• _Set task_
Copy, from the entries below, each line where the word "Alerta" can be found.

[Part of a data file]
--- Start ---

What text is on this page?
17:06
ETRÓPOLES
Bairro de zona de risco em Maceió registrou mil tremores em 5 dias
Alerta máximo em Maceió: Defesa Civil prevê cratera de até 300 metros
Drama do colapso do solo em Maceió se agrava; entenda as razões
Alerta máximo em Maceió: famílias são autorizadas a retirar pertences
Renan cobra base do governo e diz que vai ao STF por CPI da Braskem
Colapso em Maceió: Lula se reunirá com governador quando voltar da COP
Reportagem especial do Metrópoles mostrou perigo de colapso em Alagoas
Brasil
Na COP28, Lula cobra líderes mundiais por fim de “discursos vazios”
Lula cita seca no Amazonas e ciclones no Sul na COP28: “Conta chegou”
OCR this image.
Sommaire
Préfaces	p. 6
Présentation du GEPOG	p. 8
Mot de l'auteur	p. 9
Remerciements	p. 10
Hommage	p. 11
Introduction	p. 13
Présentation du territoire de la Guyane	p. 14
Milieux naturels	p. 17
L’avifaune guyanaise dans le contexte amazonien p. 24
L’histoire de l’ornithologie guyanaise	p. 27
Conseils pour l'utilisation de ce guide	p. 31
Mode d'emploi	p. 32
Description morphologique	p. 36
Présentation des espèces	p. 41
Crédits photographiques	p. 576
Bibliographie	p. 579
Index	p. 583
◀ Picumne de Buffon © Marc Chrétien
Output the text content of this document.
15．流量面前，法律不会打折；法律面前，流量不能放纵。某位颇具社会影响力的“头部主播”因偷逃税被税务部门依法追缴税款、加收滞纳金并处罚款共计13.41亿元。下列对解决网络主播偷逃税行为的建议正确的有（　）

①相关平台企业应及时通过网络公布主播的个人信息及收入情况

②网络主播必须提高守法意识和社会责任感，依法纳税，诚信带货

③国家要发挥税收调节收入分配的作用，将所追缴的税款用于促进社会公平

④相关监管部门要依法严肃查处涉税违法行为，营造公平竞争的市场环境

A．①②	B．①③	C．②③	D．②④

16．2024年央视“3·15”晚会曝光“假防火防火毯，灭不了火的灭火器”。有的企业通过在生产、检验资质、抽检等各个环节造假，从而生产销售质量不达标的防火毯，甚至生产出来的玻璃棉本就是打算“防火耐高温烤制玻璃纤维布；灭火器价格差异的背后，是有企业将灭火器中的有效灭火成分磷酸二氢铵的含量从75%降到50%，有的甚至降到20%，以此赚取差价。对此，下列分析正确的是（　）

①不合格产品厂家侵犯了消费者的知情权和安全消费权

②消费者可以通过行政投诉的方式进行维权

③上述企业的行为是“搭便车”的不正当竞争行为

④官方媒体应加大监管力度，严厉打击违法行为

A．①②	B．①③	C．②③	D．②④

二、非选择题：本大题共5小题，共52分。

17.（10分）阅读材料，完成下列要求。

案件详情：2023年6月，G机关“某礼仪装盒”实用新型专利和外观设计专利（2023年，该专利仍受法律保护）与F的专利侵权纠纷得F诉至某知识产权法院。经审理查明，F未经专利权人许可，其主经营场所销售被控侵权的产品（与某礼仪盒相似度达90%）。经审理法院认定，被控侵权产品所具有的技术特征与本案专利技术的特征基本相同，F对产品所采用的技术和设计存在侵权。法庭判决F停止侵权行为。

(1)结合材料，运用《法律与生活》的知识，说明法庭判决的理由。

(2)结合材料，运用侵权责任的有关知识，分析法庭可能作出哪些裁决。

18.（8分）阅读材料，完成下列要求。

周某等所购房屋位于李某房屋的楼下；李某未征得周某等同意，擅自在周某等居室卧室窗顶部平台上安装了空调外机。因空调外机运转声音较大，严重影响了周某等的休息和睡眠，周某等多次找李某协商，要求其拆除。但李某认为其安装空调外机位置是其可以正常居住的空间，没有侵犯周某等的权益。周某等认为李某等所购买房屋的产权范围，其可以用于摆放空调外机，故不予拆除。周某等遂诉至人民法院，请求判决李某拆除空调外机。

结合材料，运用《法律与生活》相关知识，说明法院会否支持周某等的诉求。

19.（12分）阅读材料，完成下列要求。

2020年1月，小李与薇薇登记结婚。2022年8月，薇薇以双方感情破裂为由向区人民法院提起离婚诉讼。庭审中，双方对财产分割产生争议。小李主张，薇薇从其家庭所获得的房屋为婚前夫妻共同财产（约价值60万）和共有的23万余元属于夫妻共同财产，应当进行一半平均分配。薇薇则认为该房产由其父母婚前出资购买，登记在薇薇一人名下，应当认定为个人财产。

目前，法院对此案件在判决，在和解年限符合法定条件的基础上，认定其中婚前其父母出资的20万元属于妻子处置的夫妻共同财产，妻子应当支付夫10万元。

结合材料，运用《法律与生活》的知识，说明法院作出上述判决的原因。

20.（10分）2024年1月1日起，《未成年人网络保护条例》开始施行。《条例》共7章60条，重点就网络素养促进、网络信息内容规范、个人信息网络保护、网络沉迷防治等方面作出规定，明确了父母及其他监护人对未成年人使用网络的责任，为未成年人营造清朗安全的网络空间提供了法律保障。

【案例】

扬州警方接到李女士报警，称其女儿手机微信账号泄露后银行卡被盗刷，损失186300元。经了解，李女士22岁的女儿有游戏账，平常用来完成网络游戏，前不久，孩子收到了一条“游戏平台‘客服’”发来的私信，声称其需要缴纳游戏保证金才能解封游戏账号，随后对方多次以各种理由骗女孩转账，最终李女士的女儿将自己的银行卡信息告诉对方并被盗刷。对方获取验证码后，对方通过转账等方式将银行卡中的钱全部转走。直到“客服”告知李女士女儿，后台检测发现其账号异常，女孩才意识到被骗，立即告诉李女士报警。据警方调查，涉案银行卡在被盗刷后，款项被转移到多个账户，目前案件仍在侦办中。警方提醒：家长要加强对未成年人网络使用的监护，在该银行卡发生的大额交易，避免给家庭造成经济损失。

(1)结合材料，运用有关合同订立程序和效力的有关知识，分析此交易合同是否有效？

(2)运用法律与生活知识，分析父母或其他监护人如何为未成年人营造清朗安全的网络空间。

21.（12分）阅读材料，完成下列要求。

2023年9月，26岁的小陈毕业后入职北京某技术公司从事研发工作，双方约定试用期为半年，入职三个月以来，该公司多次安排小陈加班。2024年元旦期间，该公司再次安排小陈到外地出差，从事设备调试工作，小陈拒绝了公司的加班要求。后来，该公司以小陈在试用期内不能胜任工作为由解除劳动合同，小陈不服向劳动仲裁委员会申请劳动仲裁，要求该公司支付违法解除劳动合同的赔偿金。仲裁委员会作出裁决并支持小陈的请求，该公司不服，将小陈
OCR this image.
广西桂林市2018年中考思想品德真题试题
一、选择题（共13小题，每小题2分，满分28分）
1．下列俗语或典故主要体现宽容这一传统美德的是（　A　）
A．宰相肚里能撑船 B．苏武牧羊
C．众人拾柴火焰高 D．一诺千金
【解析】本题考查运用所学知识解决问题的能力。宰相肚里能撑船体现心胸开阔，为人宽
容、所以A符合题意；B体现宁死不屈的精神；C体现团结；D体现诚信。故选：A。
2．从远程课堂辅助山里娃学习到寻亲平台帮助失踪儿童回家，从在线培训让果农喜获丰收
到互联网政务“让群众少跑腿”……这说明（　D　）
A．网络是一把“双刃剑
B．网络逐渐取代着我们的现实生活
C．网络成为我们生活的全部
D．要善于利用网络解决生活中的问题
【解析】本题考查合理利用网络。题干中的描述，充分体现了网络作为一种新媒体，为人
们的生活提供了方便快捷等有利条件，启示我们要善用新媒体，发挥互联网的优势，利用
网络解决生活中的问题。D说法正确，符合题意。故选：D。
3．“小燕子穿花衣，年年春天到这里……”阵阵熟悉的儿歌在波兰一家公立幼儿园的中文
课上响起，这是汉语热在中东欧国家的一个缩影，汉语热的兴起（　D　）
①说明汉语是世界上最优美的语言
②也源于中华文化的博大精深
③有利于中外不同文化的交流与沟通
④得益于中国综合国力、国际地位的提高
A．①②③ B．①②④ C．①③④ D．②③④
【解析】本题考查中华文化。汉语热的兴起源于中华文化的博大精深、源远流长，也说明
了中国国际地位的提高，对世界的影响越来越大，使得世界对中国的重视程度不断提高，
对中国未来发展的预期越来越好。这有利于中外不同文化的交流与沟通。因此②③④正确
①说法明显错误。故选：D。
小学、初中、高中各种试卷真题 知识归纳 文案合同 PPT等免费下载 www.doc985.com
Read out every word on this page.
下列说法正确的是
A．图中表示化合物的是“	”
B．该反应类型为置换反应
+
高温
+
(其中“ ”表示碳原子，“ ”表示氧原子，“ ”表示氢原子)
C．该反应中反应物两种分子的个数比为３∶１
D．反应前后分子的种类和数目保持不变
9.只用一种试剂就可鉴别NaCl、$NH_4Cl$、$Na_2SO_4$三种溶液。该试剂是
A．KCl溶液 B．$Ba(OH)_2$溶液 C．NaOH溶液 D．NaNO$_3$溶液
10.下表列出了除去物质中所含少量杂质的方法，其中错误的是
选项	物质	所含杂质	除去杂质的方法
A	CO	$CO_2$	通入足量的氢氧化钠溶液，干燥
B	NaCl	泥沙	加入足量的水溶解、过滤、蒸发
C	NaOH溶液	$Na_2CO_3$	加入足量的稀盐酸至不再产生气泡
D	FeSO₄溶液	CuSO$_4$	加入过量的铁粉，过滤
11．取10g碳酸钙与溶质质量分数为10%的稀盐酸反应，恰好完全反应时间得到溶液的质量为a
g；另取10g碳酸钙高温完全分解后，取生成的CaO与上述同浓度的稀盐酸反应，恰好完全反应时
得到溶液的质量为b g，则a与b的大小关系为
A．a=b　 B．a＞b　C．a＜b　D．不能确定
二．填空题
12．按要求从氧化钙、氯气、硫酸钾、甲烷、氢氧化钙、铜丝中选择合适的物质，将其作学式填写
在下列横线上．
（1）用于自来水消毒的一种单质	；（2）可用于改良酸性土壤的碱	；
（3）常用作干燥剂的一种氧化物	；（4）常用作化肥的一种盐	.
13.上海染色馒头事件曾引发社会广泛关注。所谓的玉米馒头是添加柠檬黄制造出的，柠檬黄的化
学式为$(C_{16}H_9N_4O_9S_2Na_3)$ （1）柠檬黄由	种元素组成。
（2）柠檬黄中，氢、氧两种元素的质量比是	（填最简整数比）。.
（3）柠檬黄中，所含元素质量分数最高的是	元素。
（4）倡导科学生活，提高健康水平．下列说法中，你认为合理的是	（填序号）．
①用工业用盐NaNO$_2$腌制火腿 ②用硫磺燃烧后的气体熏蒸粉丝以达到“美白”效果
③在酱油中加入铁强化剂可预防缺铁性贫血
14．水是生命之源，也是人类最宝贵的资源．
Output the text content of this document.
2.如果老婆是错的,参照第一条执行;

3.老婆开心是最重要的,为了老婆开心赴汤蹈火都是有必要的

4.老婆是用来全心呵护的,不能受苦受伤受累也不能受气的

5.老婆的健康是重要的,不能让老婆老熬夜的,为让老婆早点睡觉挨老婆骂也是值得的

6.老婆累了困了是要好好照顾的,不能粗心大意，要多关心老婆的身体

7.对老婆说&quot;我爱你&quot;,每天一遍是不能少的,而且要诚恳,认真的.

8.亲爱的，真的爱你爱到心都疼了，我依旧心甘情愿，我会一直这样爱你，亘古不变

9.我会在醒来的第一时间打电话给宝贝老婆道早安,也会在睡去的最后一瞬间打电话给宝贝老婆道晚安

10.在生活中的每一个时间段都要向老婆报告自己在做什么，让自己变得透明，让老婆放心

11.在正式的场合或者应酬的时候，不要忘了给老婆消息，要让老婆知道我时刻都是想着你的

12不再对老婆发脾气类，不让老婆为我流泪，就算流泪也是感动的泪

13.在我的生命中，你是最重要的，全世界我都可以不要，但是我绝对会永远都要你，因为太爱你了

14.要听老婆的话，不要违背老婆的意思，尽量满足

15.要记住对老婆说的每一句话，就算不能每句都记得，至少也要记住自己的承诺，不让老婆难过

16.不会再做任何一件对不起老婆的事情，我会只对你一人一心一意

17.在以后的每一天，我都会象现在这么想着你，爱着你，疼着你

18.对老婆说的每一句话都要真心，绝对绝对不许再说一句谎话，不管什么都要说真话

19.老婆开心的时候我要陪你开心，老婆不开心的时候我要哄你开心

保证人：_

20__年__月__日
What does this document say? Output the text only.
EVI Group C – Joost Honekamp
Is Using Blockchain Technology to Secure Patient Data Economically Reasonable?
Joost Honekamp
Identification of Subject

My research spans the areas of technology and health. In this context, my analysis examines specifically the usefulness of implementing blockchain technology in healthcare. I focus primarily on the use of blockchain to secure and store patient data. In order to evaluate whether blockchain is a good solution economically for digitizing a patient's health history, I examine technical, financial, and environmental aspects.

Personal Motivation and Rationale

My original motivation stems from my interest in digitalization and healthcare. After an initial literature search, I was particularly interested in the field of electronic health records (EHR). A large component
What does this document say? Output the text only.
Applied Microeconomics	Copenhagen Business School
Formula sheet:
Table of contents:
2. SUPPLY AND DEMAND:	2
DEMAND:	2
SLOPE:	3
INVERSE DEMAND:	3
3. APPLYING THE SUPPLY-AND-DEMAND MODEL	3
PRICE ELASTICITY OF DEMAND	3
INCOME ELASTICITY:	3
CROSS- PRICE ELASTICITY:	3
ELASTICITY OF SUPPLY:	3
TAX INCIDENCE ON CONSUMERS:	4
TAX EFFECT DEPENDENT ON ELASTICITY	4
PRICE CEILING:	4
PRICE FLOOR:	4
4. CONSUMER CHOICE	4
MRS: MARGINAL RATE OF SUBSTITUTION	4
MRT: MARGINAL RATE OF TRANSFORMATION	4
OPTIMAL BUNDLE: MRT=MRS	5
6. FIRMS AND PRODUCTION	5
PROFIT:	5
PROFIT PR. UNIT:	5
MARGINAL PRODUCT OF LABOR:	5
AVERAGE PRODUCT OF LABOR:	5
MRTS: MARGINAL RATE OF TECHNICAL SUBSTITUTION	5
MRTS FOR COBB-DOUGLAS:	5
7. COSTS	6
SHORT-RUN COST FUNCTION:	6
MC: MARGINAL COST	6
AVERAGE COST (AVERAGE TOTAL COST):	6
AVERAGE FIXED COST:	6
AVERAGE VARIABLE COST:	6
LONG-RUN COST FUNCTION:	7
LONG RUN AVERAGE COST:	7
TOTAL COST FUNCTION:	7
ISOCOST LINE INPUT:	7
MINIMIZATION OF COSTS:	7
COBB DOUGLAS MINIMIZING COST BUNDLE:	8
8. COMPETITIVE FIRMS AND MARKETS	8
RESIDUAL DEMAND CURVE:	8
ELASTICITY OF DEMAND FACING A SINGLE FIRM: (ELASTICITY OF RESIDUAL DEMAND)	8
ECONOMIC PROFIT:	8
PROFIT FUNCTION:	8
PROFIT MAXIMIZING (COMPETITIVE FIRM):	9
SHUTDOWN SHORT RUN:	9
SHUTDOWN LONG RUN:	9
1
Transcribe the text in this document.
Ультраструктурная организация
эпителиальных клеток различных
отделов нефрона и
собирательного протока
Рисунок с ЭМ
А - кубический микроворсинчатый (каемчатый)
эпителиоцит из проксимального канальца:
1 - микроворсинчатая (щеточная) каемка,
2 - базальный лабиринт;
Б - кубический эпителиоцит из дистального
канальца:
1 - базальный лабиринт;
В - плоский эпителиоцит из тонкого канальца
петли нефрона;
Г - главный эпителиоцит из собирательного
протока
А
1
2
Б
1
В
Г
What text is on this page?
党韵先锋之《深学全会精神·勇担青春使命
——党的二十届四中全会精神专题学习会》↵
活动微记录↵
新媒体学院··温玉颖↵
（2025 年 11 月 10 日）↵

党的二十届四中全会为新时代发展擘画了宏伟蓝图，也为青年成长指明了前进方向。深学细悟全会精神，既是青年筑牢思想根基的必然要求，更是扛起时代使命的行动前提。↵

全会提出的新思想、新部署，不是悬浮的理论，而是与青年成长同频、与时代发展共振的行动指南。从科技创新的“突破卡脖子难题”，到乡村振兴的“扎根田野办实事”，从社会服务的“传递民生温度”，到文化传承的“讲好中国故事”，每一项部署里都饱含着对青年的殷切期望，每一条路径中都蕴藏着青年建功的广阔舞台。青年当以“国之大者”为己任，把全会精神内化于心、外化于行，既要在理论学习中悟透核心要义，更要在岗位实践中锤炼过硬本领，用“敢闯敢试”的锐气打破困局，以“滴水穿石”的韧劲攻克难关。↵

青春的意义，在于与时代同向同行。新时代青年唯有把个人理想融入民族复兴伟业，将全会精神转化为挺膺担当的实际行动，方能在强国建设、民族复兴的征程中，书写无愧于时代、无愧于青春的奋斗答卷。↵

--- End ---

• _The reply_
Alerta máximo em Maceió: Defesa Civil prevê cratera de até 300 metros
Alerta máximo em Maceió: famílias são autorizadas a retirar pertences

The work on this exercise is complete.